##### Supplied data
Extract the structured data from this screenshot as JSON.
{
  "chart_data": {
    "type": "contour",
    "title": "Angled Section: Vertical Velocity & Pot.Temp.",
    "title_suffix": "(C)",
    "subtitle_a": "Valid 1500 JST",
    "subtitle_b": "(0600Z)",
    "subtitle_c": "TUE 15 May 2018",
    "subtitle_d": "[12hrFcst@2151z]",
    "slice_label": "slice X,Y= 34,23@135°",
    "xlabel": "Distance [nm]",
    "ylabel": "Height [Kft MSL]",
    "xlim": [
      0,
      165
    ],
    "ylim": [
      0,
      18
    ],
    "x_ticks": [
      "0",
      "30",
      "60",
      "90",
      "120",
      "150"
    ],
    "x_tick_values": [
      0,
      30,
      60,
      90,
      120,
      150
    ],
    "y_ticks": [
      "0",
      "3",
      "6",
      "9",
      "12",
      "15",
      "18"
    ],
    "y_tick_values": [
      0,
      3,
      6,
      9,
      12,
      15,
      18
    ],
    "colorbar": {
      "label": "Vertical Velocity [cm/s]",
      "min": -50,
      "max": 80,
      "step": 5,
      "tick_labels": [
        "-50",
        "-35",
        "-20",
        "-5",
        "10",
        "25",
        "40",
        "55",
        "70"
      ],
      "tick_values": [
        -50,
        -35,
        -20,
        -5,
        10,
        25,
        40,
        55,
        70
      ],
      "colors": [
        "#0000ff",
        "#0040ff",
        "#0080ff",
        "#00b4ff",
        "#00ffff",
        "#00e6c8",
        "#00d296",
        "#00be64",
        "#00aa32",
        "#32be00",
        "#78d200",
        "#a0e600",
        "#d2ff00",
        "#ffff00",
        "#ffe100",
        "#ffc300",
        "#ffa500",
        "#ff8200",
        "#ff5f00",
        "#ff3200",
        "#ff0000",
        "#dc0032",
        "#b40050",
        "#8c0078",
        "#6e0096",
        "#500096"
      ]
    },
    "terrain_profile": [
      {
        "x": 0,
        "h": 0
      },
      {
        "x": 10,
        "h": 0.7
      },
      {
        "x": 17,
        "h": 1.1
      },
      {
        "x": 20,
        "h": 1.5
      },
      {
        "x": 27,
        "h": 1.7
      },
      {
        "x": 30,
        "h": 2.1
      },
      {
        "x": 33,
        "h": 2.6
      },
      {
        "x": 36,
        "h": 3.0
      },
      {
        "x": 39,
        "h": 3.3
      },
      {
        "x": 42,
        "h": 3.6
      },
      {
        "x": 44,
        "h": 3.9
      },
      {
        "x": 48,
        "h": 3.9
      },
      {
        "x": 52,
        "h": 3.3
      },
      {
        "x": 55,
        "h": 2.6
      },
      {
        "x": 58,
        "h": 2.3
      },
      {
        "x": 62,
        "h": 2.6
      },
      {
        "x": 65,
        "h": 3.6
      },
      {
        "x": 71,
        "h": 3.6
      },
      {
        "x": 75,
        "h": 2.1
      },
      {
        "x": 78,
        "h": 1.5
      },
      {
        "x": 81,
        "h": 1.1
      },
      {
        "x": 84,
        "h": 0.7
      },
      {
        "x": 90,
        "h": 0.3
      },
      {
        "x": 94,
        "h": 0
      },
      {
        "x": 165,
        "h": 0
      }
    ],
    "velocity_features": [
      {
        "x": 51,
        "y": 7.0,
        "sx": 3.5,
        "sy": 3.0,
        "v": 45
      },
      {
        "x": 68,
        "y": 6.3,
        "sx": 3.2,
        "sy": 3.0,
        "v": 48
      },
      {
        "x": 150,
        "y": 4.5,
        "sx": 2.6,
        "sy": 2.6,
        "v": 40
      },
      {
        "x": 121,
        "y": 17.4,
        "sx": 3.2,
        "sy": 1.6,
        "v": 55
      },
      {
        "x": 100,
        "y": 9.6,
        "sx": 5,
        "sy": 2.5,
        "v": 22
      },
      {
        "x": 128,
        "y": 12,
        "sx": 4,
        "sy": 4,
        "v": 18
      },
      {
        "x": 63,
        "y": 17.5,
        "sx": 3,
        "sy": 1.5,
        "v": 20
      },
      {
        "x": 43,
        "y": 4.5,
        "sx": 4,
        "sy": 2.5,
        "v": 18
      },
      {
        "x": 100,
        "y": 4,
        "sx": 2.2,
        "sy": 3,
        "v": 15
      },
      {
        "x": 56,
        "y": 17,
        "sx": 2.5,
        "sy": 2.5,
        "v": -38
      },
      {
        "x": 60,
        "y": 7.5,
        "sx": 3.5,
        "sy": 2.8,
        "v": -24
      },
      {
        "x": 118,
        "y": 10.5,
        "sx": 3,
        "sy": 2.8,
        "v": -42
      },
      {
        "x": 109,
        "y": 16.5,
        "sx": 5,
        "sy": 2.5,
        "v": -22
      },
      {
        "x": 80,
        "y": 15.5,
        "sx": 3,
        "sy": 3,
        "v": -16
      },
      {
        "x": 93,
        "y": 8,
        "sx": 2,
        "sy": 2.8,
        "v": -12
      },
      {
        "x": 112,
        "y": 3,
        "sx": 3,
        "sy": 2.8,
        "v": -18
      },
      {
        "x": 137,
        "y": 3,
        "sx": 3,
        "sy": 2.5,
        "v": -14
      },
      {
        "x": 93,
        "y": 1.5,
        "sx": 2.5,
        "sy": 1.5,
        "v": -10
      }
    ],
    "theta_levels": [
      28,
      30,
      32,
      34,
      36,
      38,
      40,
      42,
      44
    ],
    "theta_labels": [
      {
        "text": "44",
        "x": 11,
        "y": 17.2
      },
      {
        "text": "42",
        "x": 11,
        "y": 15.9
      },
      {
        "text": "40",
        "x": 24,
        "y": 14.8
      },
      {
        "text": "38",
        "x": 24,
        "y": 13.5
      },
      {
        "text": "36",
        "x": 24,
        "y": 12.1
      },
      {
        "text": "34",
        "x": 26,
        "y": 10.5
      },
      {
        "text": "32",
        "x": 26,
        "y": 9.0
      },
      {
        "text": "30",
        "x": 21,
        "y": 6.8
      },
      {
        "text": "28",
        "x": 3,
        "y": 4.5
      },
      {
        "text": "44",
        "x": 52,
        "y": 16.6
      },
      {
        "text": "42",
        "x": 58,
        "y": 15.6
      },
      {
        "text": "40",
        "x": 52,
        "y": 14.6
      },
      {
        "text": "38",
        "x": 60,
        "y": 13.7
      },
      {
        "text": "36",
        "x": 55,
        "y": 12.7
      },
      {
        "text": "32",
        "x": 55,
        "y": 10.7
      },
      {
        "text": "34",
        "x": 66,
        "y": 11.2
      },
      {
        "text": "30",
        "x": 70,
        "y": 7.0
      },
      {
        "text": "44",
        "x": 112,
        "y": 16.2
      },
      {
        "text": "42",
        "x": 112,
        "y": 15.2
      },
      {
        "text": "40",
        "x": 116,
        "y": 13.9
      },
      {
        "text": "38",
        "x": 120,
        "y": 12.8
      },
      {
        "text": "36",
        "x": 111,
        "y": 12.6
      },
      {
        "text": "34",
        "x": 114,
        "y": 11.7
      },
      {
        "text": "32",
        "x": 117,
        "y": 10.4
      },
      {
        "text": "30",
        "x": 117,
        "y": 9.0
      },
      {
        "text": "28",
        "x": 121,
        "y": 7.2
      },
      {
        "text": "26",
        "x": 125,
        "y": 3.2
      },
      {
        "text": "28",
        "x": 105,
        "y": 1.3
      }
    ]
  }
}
##########
• _What to do_:
Copy out each record, keeping every word as it is.

• _Solved problem_:
Extract the structured data from this screenshot as JSON.
{
  "chart_data": {
    "type": "contour",
    "title": "Angled Section: Vertical Velocity & Pot.Temp.",
    "title_suffix": "(C)",
    "subtitle_a": "Valid 1500 JST",
    "subtitle_b": "(0600Z)",
    "subtitle_c": "TUE 15 May 2018",
    "subtitle_d": "[12hrFcst@2151z]",
    "slice_label": "slice X,Y= 34,23@135°",
    "xlabel": "Distance [nm]",
    "ylabel": "Height [Kft MSL]",
    "xlim": [
      0,
      165
    ],
    "ylim": [
      0,
      18
    ],
    "x_ticks": [
      "0",
      "30",
      "60",
      "90",
      "120",
      "150"
    ],
    "x_tick_values": [
      0,
      30,
      60,
      90,
      120,
      150
    ],
    "y_ticks": [
      "0",
      "3",
      "6",
      "9",
      "12",
      "15",
      "18"
    ],
    "y_tick_values": [
      0,
      3,
      6,
      9,
      12,
      15,
      18
    ],
    "colorbar": {
      "label": "Vertical Velocity [cm/s]",
      "min": -50,
      "max": 80,
      "step": 5,
      "tick_labels": [
        "-50",
        "-35",
        "-20",
        "-5",
        "10",
        "25",
        "40",
        "55",
        "70"
      ],
      "tick_values": [
        -50,
        -35,
        -20,
        -5,
        10,
        25,
        40,
        55,
        70
      ],
      "colors": [
        "#0000ff",
        "#0040ff",
        "#0080ff",
        "#00b4ff",
        "#00ffff",
        "#00e6c8",
        "#00d296",
        "#00be64",
        "#00aa32",
        "#32be00",
        "#78d200",
        "#a0e600",
        "#d2ff00",
        "#ffff00",
        "#ffe100",
        "#ffc300",
        "#ffa500",
        "#ff8200",
        "#ff5f00",
        "#ff3200",
        "#ff0000",
        "#dc0032",
        "#b40050",
        "#8c0078",
        "#6e0096",
        "#500096"
      ]
    },
    "terrain_profile": [
      {
        "x": 0,
        "h": 0
      },
      {
        "x": 10,
        "h": 0.7
      },
      {
        "x": 17,
        "h": 1.1
      },
      {
        "x": 20,
        "h": 1.5
      },
      {
        "x": 27,
        "h": 1.7
      },
      {
        "x": 30,
        "h": 2.1
      },
      {
        "x": 33,
        "h": 2.6
      },
      {
        "x": 36,
        "h": 3.0
      },
      {
        "x": 39,
        "h": 3.3
      },
      {
        "x": 42,
        "h": 3.6
      },
      {
        "x": 44,
        "h": 3.9
      },
      {
        "x": 48,
        "h": 3.9
      },
      {
        "x": 52,
        "h": 3.3
      },
      {
        "x": 55,
        "h": 2.6
      },
      {
        "x": 58,
        "h": 2.3
      },
      {
        "x": 62,
        "h": 2.6
      },
      {
        "x": 65,
        "h": 3.6
      },
      {
        "x": 71,
        "h": 3.6
      },
      {
        "x": 75,
        "h": 2.1
      },
      {
        "x": 78,
        "h": 1.5
      },
      {
        "x": 81,
        "h": 1.1
      },
      {
        "x": 84,
        "h": 0.7
      },
      {
        "x": 90,
        "h": 0.3
      },
      {
        "x": 94,
        "h": 0
      },
      {
        "x": 165,
        "h": 0
      }
    ],
    "velocity_features": [
      {
        "x": 51,
        "y": 7.0,
        "sx": 3.5,
        "sy": 3.0,
        "v": 45
      },
      {
        "x": 68,
        "y": 6.3,
        "sx": 3.2,
        "sy": 3.0,
        "v": 48
      },
      {
        "x": 150,
        "y": 4.5,
        "sx": 2.6,
        "sy": 2.6,
        "v": 40
      },
      {
        "x": 121,
        "y": 17.4,
        "sx": 3.2,
        "sy": 1.6,
        "v": 55
      },
      {
        "x": 100,
        "y": 9.6,
        "sx": 5,
        "sy": 2.5,
        "v": 22
      },
      {
        "x": 128,
        "y": 12,
        "sx": 4,
        "sy": 4,
        "v": 18
      },
      {
        "x": 63,
        "y": 17.5,
        "sx": 3,
        "sy": 1.5,
        "v": 20
      },
      {
        "x": 43,
        "y": 4.5,
        "sx": 4,
        "sy": 2.5,
        "v": 18
      },
      {
        "x": 100,
        "y": 4,
        "sx": 2.2,
        "sy": 3,
        "v": 15
      },
      {
        "x": 56,
        "y": 17,
        "sx": 2.5,
        "sy": 2.5,
        "v": -38
      },
      {
        "x": 60,
        "y": 7.5,
        "sx": 3.5,
        "sy": 2.8,
        "v": -24
      },
      {
        "x": 118,
        "y": 10.5,
        "sx": 3,
        "sy": 2.8,
        "v": -42
      },
      {
        "x": 109,
        "y": 16.5,
        "sx": 5,
        "sy": 2.5,
        "v": -22
      },
      {
        "x": 80,
        "y": 15.5,
        "sx": 3,
        "sy": 3,
        "v": -16
      },
      {
        "x": 93,
        "y": 8,
        "sx": 2,
        "sy": 2.8,
        "v": -12
      },
      {
        "x": 112,
        "y": 3,
        "sx": 3,
        "sy": 2.8,
        "v": -18
      },
      {
        "x": 137,
        "y": 3,
        "sx": 3,
        "sy": 2.5,
        "v": -14
      },
      {
        "x": 93,
        "y": 1.5,
        "sx": 2.5,
        "sy": 1.5,
        "v": -10
      }
    ],
    "theta_levels": [
      28,
      30,
      32,
      34,
      36,
      38,
      40,
      42,
      44
    ],
    "theta_labels": [
      {
        "text": "44",
        "x": 11,
        "y": 17.2
      },
      {
        "text": "42",
        "x": 11,
        "y": 15.9
      },
      {
        "text": "40",
        "x": 24,
        "y": 14.8
      },
      {
        "text": "38",
        "x": 24,
        "y": 13.5
      },
      {
        "text": "36",
        "x": 24,
        "y": 12.1
      },
      {
        "text": "34",
        "x": 26,
        "y": 10.5
      },
      {
        "text": "32",
        "x": 26,
        "y": 9.0
      },
      {
        "text": "30",
        "x": 21,
        "y": 6.8
      },
      {
        "text": "28",
        "x": 3,
        "y": 4.5
      },
      {
        "text": "44",
        "x": 52,
        "y": 16.6
      },
      {
        "text": "42",
        "x": 58,
        "y": 15.6
      },
      {
        "text": "40",
        "x": 52,
        "y": 14.6
      },
      {
        "text": "38",
        "x": 60,
        "y": 13.7
      },
      {
        "text": "36",
        "x": 55,
        "y": 12.7
      },
      {
        "text": "32",
        "x": 55,
        "y": 10.7
      },
      {
        "text": "34",
        "x": 66,
        "y": 11.2
      },
      {
        "text": "30",
        "x": 70,
        "y": 7.0
      },
      {
        "text": "44",
        "x": 112,
        "y": 16.2
      },
      {
        "text": "42",
        "x": 112,
        "y": 15.2
      },
      {
        "text": "40",
        "x": 116,
        "y": 13.9
      },
      {
        "text": "38",
        "x": 120,
        "y": 12.8
      },
      {
        "text": "36",
        "x": 111,
        "y": 12.6
      },
      {
        "text": "34",
        "x": 114,
        "y": 11.7
      },
      {
        "text": "32",
        "x": 117,
        "y": 10.4
      },
      {
        "text": "30",
        "x": 117,
        "y": 9.0
      },
      {
        "text": "28",
        "x": 121,
        "y": 7.2
      },
      {
        "text": "26",
        "x": 125,
        "y": 3.2
      },
      {
        "text": "28",
        "x": 105,
        "y": 1.3
      }
    ]
  }
}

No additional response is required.